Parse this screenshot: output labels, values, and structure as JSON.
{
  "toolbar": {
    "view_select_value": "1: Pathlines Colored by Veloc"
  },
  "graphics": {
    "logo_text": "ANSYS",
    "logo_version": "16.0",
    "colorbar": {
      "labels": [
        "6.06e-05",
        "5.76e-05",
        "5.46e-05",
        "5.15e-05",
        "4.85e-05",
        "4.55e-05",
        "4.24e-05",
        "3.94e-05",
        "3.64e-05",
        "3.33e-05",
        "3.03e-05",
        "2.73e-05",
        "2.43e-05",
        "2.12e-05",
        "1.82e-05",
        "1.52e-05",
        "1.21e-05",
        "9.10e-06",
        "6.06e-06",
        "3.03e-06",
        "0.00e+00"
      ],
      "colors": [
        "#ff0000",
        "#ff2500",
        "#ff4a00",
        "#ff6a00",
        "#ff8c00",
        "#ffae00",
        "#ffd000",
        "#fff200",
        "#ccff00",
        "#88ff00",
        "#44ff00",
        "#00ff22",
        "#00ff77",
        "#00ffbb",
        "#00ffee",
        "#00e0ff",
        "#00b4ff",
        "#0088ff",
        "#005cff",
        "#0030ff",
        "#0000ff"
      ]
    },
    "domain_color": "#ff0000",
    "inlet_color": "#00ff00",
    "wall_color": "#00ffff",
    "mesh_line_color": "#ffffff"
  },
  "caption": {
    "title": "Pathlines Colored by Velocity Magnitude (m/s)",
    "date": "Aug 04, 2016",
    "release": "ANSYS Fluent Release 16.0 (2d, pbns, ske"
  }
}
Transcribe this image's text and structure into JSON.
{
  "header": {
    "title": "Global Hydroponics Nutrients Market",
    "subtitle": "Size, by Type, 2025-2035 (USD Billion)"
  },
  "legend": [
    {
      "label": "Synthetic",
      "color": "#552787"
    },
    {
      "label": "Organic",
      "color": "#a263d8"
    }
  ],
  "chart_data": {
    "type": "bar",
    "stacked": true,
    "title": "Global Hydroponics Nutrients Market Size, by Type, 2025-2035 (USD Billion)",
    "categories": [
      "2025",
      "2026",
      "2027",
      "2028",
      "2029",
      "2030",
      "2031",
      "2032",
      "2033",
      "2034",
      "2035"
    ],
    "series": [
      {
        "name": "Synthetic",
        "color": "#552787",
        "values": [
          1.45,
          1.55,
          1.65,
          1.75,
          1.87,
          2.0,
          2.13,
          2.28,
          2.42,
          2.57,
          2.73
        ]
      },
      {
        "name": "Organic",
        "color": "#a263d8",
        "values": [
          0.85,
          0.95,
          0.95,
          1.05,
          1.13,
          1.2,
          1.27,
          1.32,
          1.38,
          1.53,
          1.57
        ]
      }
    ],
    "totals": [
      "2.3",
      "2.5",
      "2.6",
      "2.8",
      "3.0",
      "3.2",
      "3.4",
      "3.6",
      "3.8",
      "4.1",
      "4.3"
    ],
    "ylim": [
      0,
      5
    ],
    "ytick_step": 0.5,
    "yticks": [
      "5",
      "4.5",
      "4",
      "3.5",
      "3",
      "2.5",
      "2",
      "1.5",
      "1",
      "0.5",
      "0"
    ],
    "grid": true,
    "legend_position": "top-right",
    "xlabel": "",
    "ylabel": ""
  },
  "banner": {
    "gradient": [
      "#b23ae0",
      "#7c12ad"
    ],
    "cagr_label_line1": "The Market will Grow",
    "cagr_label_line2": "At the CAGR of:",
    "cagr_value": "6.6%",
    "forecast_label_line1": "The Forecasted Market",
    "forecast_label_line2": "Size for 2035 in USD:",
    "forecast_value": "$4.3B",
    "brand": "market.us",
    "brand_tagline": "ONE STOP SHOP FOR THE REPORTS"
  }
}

========================================

Given task: How many of these lines contain "Pathlines"? Write only the number.

Finished answer: 2